== What the task requires ==
Report how many lines of the following entries include the string "structured"; respond with the number alone.

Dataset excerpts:
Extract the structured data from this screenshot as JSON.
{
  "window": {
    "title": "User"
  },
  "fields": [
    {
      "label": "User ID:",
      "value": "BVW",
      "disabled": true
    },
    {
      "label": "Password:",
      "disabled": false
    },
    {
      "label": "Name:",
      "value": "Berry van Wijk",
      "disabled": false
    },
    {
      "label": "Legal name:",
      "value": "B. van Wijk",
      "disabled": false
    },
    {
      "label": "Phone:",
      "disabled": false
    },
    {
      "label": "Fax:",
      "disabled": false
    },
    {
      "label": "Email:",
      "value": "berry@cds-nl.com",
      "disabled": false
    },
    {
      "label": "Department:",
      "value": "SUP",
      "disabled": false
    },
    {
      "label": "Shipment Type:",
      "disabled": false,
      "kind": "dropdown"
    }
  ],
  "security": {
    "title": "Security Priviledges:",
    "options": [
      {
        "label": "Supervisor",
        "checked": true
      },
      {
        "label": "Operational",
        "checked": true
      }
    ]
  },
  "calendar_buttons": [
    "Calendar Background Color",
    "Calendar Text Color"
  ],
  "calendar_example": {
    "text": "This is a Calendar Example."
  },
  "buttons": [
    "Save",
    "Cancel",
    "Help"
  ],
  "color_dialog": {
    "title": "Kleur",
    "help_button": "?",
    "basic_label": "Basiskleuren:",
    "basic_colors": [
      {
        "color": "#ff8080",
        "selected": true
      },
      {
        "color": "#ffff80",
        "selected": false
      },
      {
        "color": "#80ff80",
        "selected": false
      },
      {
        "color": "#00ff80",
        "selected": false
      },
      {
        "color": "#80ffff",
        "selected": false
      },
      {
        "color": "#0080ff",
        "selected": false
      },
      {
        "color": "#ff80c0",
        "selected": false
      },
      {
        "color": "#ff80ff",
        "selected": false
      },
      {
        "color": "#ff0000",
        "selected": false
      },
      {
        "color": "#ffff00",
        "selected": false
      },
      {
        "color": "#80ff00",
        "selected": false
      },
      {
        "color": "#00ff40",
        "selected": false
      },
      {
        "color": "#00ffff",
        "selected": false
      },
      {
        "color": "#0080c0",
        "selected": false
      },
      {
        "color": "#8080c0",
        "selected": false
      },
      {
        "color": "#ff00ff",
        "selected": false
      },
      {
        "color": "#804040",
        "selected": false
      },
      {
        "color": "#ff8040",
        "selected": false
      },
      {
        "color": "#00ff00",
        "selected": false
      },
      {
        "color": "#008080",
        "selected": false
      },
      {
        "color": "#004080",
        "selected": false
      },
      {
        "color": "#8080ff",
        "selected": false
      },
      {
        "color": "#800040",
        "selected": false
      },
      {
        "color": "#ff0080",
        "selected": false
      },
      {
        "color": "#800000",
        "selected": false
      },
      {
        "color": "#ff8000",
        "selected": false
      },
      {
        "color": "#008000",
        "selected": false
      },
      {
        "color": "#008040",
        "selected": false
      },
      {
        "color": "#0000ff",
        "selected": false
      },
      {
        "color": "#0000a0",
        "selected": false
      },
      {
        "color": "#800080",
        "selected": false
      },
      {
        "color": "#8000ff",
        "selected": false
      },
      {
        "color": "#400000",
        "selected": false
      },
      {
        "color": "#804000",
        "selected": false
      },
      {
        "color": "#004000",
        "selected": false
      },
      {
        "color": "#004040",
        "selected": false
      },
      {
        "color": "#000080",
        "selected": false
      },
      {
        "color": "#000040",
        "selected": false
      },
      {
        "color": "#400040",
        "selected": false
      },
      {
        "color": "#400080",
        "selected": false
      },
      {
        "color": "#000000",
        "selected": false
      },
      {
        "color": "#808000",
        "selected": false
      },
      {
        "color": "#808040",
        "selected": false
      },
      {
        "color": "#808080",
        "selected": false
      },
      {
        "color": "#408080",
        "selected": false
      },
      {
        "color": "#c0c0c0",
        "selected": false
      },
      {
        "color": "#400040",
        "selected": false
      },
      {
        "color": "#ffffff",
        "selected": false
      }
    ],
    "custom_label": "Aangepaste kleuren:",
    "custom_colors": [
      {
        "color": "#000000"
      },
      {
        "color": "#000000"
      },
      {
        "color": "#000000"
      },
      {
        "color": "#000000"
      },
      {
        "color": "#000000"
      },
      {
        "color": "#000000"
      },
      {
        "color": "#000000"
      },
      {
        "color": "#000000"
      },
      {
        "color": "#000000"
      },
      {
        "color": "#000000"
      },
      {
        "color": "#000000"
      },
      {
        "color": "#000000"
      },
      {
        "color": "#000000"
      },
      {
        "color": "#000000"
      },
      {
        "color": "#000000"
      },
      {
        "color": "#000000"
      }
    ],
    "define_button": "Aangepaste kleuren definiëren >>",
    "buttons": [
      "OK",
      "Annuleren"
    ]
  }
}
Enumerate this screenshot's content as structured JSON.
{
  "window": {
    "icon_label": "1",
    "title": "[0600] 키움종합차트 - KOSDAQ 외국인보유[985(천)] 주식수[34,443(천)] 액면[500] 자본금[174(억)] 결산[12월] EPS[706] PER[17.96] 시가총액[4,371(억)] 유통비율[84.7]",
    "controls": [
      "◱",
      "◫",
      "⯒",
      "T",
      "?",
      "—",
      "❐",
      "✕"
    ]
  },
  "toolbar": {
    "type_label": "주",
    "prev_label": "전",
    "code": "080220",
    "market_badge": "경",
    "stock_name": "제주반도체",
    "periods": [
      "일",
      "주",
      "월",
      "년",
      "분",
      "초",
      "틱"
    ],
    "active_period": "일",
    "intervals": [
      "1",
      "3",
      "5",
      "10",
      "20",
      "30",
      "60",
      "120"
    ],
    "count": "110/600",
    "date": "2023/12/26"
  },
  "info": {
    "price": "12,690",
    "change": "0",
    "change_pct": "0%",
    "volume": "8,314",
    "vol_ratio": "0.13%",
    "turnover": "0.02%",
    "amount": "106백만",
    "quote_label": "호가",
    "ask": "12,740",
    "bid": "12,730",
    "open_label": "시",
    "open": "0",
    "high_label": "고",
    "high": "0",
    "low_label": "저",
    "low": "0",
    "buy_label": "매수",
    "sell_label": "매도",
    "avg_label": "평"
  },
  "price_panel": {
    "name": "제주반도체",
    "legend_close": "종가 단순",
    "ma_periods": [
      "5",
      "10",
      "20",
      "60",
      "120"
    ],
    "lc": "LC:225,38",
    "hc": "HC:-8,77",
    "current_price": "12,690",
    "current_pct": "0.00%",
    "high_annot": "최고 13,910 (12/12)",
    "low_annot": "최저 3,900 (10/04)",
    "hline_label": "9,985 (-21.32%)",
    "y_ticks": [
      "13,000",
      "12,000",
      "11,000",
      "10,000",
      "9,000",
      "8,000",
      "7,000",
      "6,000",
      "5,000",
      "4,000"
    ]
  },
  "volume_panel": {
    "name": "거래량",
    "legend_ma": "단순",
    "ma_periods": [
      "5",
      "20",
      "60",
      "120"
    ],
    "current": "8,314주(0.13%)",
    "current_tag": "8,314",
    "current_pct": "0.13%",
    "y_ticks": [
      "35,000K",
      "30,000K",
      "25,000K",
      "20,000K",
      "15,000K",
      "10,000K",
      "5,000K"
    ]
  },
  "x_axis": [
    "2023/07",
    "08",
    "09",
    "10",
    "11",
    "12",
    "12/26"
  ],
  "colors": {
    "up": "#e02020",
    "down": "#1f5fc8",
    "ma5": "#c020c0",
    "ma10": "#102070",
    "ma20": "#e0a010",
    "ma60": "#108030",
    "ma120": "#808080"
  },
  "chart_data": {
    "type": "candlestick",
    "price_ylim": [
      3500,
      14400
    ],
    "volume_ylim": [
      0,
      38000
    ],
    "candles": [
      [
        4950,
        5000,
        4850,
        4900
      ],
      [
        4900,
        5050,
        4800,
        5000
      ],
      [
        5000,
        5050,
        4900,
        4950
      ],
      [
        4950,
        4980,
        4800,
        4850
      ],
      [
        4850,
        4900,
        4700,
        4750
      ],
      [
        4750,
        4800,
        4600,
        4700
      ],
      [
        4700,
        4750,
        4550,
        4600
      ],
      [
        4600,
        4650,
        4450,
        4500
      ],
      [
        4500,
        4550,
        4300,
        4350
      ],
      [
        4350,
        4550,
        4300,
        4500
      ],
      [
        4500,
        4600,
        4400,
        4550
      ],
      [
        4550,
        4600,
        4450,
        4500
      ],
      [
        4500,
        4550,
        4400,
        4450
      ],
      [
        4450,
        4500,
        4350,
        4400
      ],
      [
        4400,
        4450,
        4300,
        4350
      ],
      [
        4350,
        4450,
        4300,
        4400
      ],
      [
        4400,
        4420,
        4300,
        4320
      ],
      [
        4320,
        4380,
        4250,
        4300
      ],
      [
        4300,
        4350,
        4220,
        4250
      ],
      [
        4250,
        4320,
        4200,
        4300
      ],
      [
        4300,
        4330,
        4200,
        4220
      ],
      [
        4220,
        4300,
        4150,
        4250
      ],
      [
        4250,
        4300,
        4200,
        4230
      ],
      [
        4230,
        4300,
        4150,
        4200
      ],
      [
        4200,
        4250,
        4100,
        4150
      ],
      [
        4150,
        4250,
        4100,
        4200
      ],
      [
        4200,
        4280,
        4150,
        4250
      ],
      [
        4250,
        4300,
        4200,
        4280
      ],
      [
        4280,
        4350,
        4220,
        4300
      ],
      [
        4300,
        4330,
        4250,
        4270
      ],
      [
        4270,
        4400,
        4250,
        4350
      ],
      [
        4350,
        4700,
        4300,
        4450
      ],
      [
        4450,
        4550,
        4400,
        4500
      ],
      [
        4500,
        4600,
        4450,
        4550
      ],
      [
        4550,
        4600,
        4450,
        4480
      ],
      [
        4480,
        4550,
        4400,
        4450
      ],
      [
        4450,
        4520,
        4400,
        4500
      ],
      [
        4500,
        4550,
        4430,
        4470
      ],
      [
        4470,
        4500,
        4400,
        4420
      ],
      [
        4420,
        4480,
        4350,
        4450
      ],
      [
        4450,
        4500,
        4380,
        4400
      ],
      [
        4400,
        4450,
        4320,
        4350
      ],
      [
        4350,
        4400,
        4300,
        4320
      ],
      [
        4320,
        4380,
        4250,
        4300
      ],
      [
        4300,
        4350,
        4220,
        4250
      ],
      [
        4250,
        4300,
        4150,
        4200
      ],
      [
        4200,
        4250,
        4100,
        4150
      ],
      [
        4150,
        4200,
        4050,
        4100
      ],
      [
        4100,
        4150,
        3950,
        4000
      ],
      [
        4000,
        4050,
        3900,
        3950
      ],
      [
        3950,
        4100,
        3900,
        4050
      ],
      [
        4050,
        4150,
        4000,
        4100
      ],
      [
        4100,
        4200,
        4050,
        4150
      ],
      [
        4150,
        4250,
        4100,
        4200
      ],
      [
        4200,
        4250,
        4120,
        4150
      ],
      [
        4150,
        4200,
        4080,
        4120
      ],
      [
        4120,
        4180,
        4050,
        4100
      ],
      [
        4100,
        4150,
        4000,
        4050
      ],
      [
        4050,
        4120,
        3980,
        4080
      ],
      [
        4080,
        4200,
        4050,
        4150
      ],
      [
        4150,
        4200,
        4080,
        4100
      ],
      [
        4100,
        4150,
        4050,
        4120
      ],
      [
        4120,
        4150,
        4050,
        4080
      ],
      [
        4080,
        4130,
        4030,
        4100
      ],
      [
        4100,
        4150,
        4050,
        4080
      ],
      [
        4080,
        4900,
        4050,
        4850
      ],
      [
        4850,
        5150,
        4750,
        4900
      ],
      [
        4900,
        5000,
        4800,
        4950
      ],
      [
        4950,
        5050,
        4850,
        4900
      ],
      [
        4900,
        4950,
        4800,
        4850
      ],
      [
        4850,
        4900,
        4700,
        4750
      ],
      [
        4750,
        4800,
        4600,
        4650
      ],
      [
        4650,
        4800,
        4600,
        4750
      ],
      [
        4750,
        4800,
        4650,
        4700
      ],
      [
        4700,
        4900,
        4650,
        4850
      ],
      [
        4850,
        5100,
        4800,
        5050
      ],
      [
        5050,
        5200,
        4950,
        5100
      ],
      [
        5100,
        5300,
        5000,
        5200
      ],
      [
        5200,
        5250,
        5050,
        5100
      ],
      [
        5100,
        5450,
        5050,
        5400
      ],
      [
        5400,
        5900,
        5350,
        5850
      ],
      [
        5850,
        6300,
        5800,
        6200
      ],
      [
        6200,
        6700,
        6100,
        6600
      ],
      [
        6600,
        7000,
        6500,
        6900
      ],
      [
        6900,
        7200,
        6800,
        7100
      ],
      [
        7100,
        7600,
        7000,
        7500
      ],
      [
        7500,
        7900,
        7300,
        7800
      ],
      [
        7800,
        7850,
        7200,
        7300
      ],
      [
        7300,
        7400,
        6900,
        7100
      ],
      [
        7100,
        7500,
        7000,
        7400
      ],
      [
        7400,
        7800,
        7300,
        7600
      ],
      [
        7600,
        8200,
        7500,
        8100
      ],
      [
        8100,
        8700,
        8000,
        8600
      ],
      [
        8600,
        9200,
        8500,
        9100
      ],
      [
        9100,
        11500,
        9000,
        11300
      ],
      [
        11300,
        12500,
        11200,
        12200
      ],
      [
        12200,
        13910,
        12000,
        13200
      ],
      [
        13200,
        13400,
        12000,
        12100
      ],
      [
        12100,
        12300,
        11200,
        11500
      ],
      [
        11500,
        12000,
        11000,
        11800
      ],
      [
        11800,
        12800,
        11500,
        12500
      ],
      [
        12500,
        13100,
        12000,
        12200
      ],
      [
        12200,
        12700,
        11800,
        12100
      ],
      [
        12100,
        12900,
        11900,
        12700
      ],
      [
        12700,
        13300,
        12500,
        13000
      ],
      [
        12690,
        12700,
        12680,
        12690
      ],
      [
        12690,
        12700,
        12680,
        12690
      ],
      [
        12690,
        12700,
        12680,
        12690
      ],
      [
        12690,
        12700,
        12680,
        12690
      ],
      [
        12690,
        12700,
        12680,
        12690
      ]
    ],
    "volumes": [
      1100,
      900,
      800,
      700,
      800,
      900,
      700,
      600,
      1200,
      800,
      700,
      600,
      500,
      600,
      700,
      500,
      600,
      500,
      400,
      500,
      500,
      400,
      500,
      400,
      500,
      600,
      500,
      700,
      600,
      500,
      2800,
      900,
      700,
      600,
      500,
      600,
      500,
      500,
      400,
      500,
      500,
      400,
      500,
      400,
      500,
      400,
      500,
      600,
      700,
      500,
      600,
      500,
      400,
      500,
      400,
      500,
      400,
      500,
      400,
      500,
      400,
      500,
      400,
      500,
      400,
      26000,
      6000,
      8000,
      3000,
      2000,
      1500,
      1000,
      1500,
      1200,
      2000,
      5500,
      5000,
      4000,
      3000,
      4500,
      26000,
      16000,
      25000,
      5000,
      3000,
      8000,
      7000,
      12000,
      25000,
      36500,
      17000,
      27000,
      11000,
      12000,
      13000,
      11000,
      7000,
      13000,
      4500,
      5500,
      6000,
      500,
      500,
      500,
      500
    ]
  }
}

== Final result ==
2